▸ To be done
Return all of the entries exactly as written.

####################

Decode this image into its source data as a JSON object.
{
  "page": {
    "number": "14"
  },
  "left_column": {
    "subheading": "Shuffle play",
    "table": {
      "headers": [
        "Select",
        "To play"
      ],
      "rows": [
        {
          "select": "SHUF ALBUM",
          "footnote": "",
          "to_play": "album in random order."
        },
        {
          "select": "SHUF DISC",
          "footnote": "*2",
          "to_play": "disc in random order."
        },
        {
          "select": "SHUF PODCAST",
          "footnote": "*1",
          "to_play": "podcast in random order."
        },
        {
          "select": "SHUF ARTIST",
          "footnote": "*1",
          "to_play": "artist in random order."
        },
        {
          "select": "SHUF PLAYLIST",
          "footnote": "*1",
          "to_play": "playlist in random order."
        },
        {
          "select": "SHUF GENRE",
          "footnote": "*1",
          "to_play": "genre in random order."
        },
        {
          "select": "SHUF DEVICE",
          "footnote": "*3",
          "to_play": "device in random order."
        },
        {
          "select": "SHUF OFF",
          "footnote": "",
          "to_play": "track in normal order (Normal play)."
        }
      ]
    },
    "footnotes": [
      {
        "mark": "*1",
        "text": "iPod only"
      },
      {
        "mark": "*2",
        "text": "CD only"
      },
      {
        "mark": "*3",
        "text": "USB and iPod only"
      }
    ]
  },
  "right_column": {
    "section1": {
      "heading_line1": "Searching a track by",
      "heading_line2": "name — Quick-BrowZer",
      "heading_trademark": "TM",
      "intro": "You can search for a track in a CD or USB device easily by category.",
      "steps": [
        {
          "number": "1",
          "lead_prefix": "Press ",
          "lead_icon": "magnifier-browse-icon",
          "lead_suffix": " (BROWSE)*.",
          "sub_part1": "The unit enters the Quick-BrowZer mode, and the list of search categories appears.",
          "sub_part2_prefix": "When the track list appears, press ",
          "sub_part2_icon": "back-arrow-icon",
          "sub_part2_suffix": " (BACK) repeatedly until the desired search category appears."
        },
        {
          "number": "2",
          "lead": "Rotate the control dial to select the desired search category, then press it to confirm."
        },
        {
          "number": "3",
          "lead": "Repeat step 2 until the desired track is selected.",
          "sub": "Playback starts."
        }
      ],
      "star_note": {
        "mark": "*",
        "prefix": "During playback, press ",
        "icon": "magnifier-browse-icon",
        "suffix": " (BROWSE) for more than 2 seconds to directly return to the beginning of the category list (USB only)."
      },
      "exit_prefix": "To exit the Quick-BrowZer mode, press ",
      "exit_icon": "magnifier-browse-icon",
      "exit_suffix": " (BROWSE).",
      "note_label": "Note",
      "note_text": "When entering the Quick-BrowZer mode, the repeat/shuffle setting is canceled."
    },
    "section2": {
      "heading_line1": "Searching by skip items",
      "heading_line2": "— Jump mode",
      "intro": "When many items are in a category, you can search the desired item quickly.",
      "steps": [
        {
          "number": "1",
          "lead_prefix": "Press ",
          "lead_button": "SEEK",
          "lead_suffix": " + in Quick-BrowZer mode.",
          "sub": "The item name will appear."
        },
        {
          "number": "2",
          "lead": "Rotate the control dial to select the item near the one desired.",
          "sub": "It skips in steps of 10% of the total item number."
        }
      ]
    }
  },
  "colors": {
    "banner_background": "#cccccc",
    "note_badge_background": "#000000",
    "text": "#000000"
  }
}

####################

▸ Worked answer
Decode this image into its source data as a JSON object.
{
  "page": {
    "number": "14"
  },
  "left_column": {
    "subheading": "Shuffle play",
    "table": {
      "headers": [
        "Select",
        "To play"
      ],
      "rows": [
        {
          "select": "SHUF ALBUM",
          "footnote": "",
          "to_play": "album in random order."
        },
        {
          "select": "SHUF DISC",
          "footnote": "*2",
          "to_play": "disc in random order."
        },
        {
          "select": "SHUF PODCAST",
          "footnote": "*1",
          "to_play": "podcast in random order."
        },
        {
          "select": "SHUF ARTIST",
          "footnote": "*1",
          "to_play": "artist in random order."
        },
        {
          "select": "SHUF PLAYLIST",
          "footnote": "*1",
          "to_play": "playlist in random order."
        },
        {
          "select": "SHUF GENRE",
          "footnote": "*1",
          "to_play": "genre in random order."
        },
        {
          "select": "SHUF DEVICE",
          "footnote": "*3",
          "to_play": "device in random order."
        },
        {
          "select": "SHUF OFF",
          "footnote": "",
          "to_play": "track in normal order (Normal play)."
        }
      ]
    },
    "footnotes": [
      {
        "mark": "*1",
        "text": "iPod only"
      },
      {
        "mark": "*2",
        "text": "CD only"
      },
      {
        "mark": "*3",
        "text": "USB and iPod only"
      }
    ]
  },
  "right_column": {
    "section1": {
      "heading_line1": "Searching a track by",
      "heading_line2": "name — Quick-BrowZer",
      "heading_trademark": "TM",
      "intro": "You can search for a track in a CD or USB device easily by category.",
      "steps": [
        {
          "number": "1",
          "lead_prefix": "Press ",
          "lead_icon": "magnifier-browse-icon",
          "lead_suffix": " (BROWSE)*.",
          "sub_part1": "The unit enters the Quick-BrowZer mode, and the list of search categories appears.",
          "sub_part2_prefix": "When the track list appears, press ",
          "sub_part2_icon": "back-arrow-icon",
          "sub_part2_suffix": " (BACK) repeatedly until the desired search category appears."
        },
        {
          "number": "2",
          "lead": "Rotate the control dial to select the desired search category, then press it to confirm."
        },
        {
          "number": "3",
          "lead": "Repeat step 2 until the desired track is selected.",
          "sub": "Playback starts."
        }
      ],
      "star_note": {
        "mark": "*",
        "prefix": "During playback, press ",
        "icon": "magnifier-browse-icon",
        "suffix": " (BROWSE) for more than 2 seconds to directly return to the beginning of the category list (USB only)."
      },
      "exit_prefix": "To exit the Quick-BrowZer mode, press ",
      "exit_icon": "magnifier-browse-icon",
      "exit_suffix": " (BROWSE).",
      "note_label": "Note",
      "note_text": "When entering the Quick-BrowZer mode, the repeat/shuffle setting is canceled."
    },
    "section2": {
      "heading_line1": "Searching by skip items",
      "heading_line2": "— Jump mode",
      "intro": "When many items are in a category, you can search the desired item quickly.",
      "steps": [
        {
          "number": "1",
          "lead_prefix": "Press ",
          "lead_button": "SEEK",
          "lead_suffix": " + in Quick-BrowZer mode.",
          "sub": "The item name will appear."
        },
        {
          "number": "2",
          "lead": "Rotate the control dial to select the item near the one desired.",
          "sub": "It skips in steps of 10% of the total item number."
        }
      ]
    }
  },
  "colors": {
    "banner_background": "#cccccc",
    "note_badge_background": "#000000",
    "text": "#000000"
  }
}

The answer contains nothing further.